DIRECTIVE
Restate the whole of the material. Keep every word, and drop the pictures.

start

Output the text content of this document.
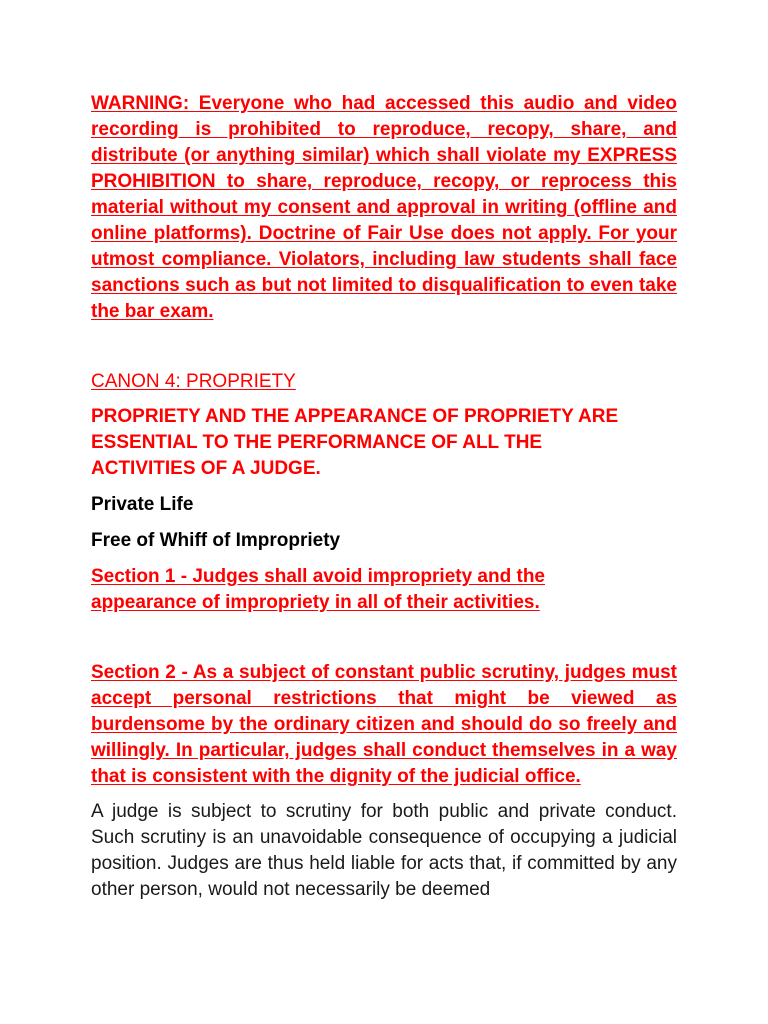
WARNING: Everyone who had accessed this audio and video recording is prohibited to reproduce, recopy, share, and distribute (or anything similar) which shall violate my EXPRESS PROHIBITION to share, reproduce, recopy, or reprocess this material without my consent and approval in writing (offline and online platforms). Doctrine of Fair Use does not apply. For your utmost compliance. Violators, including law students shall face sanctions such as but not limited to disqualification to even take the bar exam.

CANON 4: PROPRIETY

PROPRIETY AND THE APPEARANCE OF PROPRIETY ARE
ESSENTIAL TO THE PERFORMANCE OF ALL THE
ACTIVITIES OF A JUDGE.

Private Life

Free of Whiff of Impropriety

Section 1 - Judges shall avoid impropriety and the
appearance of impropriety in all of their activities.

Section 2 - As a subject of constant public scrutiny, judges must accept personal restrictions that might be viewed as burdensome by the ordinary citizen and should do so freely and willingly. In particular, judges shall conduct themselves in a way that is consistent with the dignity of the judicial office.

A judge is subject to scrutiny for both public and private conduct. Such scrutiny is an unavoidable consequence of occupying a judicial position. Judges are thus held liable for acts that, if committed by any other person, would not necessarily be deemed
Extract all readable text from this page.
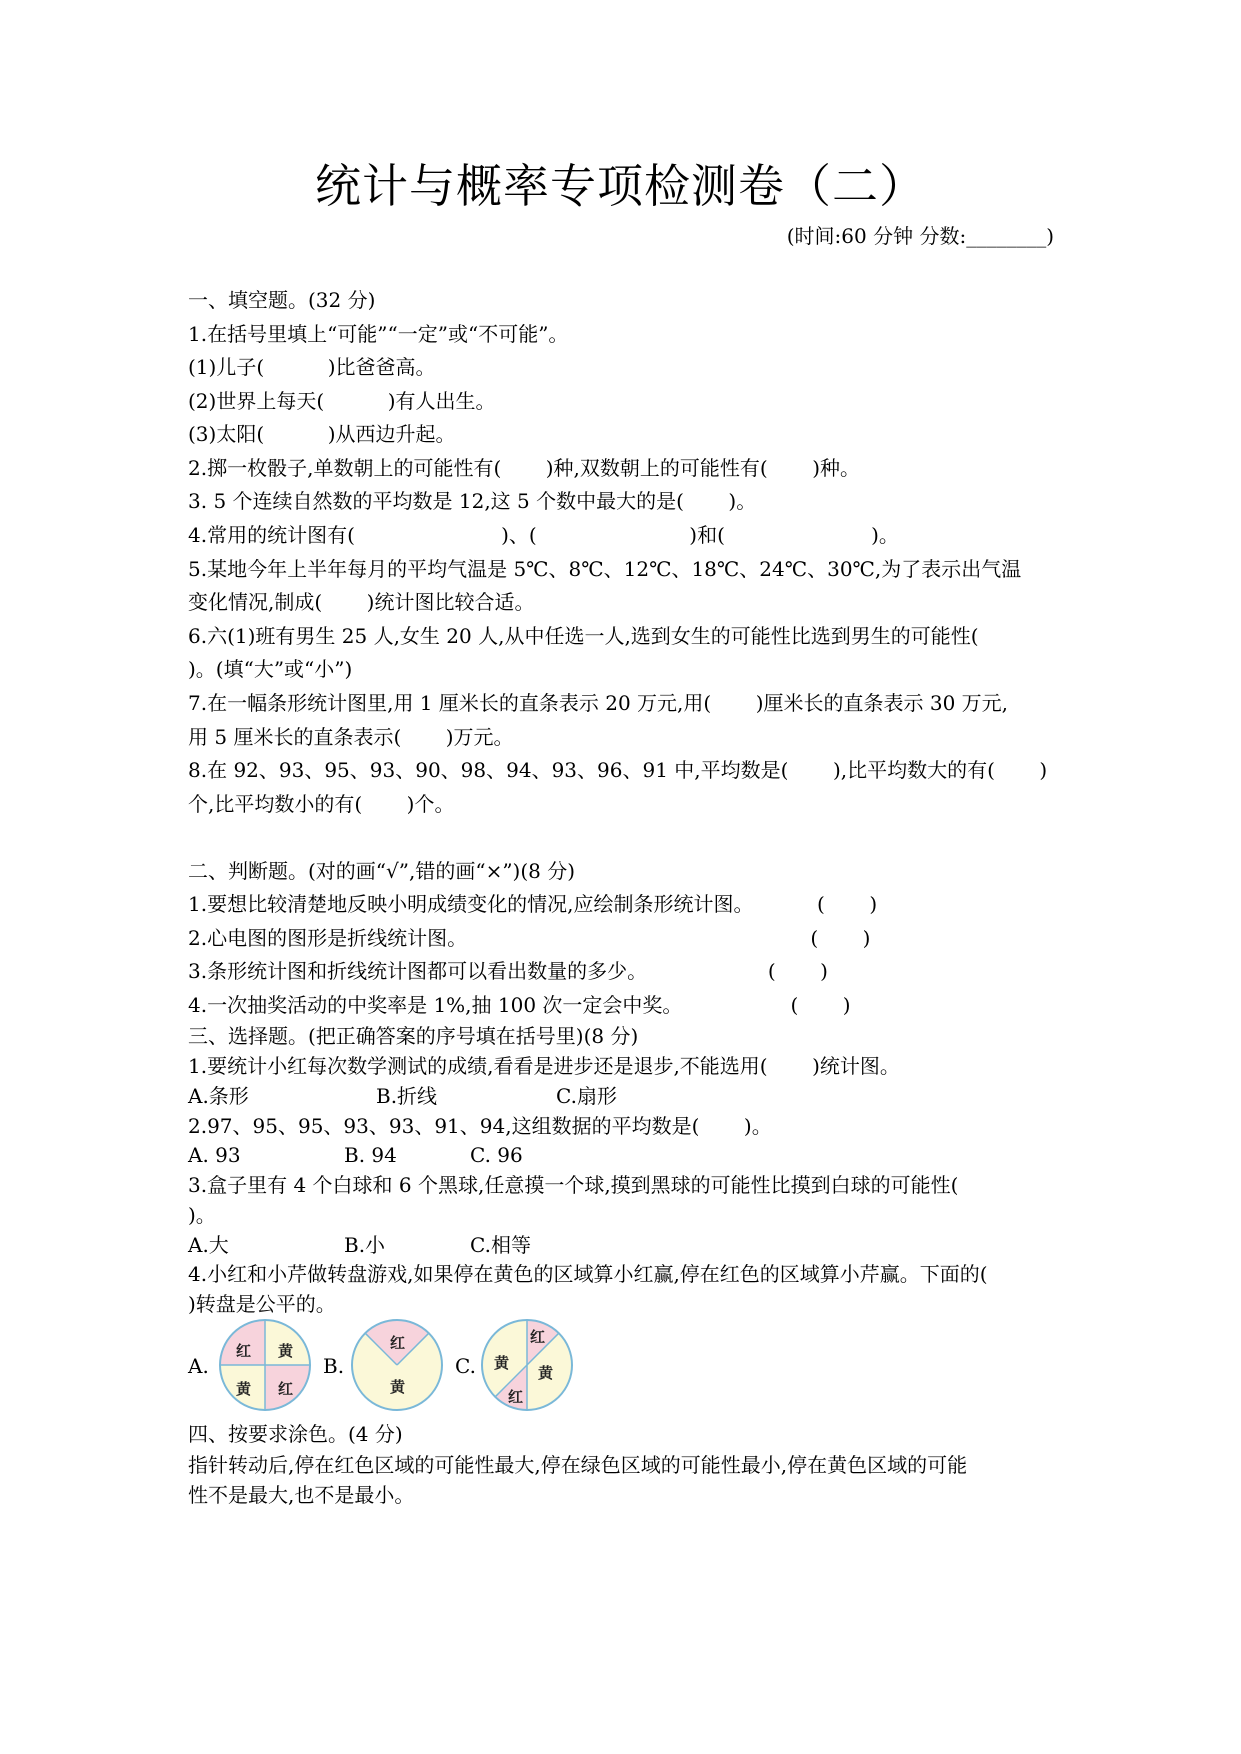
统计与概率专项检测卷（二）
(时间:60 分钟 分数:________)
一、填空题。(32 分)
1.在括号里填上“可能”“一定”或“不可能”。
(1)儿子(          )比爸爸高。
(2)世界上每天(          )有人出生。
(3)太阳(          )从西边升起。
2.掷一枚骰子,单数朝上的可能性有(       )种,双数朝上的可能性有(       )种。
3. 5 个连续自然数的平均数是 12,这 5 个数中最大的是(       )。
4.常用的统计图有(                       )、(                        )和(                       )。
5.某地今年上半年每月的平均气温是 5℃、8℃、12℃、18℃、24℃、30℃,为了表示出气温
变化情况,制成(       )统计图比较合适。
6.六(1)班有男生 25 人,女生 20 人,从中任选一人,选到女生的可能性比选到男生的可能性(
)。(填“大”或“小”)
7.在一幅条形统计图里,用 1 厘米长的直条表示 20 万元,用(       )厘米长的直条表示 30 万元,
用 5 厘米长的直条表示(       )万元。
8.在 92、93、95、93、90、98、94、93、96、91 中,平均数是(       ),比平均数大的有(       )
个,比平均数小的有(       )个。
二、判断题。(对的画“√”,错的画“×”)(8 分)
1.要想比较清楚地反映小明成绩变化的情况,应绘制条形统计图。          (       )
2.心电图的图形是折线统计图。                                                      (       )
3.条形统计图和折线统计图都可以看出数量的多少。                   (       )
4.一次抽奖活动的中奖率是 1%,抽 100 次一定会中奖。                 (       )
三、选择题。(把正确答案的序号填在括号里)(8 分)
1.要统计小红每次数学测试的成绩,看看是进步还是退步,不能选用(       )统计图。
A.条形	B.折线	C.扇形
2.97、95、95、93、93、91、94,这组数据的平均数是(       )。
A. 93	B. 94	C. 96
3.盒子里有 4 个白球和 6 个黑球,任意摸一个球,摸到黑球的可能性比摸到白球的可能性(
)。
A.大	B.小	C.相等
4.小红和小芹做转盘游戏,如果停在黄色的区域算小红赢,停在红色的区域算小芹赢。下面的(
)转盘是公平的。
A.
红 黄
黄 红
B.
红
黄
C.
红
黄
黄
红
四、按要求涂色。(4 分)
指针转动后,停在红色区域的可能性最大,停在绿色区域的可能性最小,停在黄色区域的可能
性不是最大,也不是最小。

end

COMPLETE ANSWER
Output the text content of this document.
WARNING: Everyone who had accessed this audio and video recording is prohibited to reproduce, recopy, share, and distribute (or anything similar) which shall violate my EXPRESS PROHIBITION to share, reproduce, recopy, or reprocess this material without my consent and approval in writing (offline and online platforms). Doctrine of Fair Use does not apply. For your utmost compliance. Violators, including law students shall face sanctions such as but not limited to disqualification to even take the bar exam.

CANON 4: PROPRIETY

PROPRIETY AND THE APPEARANCE OF PROPRIETY ARE
ESSENTIAL TO THE PERFORMANCE OF ALL THE
ACTIVITIES OF A JUDGE.

Private Life

Free of Whiff of Impropriety

Section 1 - Judges shall avoid impropriety and the
appearance of impropriety in all of their activities.

Section 2 - As a subject of constant public scrutiny, judges must accept personal restrictions that might be viewed as burdensome by the ordinary citizen and should do so freely and willingly. In particular, judges shall conduct themselves in a way that is consistent with the dignity of the judicial office.

A judge is subject to scrutiny for both public and private conduct. Such scrutiny is an unavoidable consequence of occupying a judicial position. Judges are thus held liable for acts that, if committed by any other person, would not necessarily be deemed
Extract all readable text from this page.
统计与概率专项检测卷（二）
(时间:60 分钟 分数:________)
一、填空题。(32 分)
1.在括号里填上“可能”“一定”或“不可能”。
(1)儿子(          )比爸爸高。
(2)世界上每天(          )有人出生。
(3)太阳(          )从西边升起。
2.掷一枚骰子,单数朝上的可能性有(       )种,双数朝上的可能性有(       )种。
3. 5 个连续自然数的平均数是 12,这 5 个数中最大的是(       )。
4.常用的统计图有(                       )、(                        )和(                       )。
5.某地今年上半年每月的平均气温是 5℃、8℃、12℃、18℃、24℃、30℃,为了表示出气温
变化情况,制成(       )统计图比较合适。
6.六(1)班有男生 25 人,女生 20 人,从中任选一人,选到女生的可能性比选到男生的可能性(
)。(填“大”或“小”)
7.在一幅条形统计图里,用 1 厘米长的直条表示 20 万元,用(       )厘米长的直条表示 30 万元,
用 5 厘米长的直条表示(       )万元。
8.在 92、93、95、93、90、98、94、93、96、91 中,平均数是(       ),比平均数大的有(       )
个,比平均数小的有(       )个。
二、判断题。(对的画“√”,错的画“×”)(8 分)
1.要想比较清楚地反映小明成绩变化的情况,应绘制条形统计图。          (       )
2.心电图的图形是折线统计图。                                                      (       )
3.条形统计图和折线统计图都可以看出数量的多少。                   (       )
4.一次抽奖活动的中奖率是 1%,抽 100 次一定会中奖。                 (       )
三、选择题。(把正确答案的序号填在括号里)(8 分)
1.要统计小红每次数学测试的成绩,看看是进步还是退步,不能选用(       )统计图。
A.条形	B.折线	C.扇形
2.97、95、95、93、93、91、94,这组数据的平均数是(       )。
A. 93	B. 94	C. 96
3.盒子里有 4 个白球和 6 个黑球,任意摸一个球,摸到黑球的可能性比摸到白球的可能性(
)。
A.大	B.小	C.相等
4.小红和小芹做转盘游戏,如果停在黄色的区域算小红赢,停在红色的区域算小芹赢。下面的(
)转盘是公平的。
A.
红 黄
黄 红
B.
红
黄
C.
红
黄
黄
红
四、按要求涂色。(4 分)
指针转动后,停在红色区域的可能性最大,停在绿色区域的可能性最小,停在黄色区域的可能
性不是最大,也不是最小。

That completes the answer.